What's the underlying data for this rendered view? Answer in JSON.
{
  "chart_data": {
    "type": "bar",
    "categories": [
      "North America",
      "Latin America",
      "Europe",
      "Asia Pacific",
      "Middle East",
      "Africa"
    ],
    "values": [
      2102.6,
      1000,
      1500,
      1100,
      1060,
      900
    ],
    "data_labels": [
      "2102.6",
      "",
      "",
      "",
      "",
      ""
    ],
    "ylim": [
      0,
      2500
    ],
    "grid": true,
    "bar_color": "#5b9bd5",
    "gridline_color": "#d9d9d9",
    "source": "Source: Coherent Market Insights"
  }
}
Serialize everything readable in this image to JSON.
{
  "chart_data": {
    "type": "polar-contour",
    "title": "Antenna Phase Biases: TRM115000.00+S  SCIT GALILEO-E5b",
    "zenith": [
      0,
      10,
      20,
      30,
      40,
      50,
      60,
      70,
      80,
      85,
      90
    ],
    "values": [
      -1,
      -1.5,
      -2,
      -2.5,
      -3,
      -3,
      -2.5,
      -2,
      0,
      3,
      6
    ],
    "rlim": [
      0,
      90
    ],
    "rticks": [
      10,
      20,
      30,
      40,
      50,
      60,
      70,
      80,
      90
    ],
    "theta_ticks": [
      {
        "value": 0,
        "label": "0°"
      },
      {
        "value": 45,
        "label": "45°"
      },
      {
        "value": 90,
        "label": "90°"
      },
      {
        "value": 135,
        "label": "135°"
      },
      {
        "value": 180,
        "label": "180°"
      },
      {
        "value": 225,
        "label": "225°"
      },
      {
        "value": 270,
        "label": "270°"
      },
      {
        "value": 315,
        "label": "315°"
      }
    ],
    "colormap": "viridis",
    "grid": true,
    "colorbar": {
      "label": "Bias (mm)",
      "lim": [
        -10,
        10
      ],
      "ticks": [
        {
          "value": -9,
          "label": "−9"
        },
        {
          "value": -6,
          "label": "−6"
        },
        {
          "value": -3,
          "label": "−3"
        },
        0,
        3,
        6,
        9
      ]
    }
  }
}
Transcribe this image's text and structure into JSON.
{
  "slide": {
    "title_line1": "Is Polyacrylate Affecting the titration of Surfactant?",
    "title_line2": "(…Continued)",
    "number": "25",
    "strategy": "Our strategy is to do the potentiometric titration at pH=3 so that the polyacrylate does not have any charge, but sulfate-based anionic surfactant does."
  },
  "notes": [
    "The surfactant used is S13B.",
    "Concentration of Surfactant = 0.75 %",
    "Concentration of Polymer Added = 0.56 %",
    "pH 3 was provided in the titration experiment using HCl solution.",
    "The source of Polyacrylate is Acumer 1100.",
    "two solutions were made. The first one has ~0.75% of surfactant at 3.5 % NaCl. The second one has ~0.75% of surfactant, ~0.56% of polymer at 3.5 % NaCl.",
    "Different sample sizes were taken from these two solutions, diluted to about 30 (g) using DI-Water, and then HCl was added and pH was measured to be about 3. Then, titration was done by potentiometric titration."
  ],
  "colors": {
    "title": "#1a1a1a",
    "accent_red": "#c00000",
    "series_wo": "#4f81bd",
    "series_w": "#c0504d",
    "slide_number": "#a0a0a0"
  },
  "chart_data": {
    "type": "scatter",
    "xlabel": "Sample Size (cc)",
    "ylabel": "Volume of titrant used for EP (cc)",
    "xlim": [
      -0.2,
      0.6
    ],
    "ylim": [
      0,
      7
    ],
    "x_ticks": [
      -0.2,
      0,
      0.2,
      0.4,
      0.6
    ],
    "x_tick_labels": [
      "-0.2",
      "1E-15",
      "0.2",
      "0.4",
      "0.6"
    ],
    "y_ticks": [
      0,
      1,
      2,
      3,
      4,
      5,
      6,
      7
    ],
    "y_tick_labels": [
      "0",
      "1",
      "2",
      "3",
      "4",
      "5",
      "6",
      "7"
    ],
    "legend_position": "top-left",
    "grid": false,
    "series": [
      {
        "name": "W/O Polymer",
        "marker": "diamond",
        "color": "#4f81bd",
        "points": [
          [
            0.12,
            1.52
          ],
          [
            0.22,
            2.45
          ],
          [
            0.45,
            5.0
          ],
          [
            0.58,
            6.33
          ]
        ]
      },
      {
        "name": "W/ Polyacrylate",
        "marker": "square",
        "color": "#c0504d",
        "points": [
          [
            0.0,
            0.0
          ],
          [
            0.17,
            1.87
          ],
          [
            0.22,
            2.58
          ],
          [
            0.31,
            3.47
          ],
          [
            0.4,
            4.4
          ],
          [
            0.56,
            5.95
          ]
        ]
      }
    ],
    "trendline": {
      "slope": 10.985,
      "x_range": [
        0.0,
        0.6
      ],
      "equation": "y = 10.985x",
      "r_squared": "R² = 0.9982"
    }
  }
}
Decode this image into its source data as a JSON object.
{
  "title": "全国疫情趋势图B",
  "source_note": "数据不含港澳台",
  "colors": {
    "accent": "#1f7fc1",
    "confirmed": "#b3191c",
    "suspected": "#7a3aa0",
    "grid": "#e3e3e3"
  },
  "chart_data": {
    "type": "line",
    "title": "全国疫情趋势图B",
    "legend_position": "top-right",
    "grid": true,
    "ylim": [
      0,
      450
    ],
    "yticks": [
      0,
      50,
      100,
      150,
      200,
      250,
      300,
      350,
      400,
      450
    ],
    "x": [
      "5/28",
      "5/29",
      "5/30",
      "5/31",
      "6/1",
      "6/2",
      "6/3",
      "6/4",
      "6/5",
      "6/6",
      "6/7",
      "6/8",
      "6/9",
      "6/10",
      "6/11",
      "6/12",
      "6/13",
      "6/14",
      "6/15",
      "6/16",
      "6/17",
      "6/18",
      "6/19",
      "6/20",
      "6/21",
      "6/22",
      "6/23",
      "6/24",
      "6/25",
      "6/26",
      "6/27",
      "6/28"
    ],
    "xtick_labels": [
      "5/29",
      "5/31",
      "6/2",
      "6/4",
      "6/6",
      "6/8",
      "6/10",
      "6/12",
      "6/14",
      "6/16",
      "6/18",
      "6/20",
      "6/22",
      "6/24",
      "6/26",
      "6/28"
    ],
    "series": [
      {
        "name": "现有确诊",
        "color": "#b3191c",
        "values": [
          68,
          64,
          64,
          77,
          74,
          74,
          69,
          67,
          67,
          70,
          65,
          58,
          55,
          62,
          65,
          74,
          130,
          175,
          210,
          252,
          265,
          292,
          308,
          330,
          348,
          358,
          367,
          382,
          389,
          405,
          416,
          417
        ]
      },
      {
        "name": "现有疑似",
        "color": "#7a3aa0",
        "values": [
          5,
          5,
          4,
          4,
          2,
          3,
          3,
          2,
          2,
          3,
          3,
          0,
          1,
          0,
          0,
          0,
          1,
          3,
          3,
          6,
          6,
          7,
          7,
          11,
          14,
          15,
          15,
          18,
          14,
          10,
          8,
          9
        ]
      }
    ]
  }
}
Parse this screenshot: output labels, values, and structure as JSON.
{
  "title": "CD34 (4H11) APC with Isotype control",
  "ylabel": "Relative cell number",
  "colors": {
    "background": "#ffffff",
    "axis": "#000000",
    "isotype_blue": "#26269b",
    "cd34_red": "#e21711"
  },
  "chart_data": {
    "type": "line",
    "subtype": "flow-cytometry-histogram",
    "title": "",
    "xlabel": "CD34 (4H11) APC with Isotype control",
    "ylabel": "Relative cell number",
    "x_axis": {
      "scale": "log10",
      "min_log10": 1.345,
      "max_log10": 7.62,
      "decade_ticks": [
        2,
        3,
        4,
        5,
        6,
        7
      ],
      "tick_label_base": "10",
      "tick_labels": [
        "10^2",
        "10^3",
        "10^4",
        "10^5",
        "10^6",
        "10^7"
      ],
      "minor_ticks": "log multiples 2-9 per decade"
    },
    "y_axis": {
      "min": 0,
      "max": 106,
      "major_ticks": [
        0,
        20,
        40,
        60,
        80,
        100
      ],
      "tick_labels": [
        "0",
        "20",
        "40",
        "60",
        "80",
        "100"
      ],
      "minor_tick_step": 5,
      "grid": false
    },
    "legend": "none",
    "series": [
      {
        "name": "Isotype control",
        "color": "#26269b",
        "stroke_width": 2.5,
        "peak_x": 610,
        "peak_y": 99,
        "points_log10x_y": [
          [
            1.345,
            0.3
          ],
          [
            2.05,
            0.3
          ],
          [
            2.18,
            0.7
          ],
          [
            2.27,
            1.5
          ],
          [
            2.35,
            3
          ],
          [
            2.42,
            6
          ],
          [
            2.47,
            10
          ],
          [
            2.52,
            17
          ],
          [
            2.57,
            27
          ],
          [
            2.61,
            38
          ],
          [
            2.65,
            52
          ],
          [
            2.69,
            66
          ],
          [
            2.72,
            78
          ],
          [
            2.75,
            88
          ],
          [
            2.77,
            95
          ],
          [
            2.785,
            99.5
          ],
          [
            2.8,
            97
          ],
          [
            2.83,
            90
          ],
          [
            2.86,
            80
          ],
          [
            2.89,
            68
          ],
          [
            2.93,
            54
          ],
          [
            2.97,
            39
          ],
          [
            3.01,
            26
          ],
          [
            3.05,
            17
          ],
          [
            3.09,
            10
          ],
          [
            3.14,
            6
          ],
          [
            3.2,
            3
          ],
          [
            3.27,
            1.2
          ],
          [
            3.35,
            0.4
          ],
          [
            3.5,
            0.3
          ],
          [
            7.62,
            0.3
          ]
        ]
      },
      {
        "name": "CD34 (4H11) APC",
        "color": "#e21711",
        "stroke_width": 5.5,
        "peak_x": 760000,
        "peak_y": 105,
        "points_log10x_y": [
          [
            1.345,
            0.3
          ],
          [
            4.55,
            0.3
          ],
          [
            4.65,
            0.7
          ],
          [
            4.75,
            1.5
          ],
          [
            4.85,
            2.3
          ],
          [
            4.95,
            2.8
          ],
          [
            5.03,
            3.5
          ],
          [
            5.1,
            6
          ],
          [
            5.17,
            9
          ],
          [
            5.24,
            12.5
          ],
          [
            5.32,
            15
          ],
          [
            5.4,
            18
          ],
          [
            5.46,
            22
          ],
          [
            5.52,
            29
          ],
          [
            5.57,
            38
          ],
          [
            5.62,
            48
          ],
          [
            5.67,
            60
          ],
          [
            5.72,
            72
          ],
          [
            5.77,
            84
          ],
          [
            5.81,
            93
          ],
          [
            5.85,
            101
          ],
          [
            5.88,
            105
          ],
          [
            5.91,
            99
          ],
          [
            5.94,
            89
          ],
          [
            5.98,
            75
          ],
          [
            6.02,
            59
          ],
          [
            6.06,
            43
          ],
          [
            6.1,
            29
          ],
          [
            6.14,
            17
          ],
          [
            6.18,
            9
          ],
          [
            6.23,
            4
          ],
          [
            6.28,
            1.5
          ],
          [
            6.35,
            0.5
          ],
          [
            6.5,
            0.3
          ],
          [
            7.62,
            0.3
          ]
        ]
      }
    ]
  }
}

□ □ □ □

[PROBLEM REQUIREMENTS]: Take every line from the data that contains the word "used".

[CORRECT RESPONSE]:
    "The surfactant used is S13B.",
    "ylabel": "Volume of titrant used for EP (cc)",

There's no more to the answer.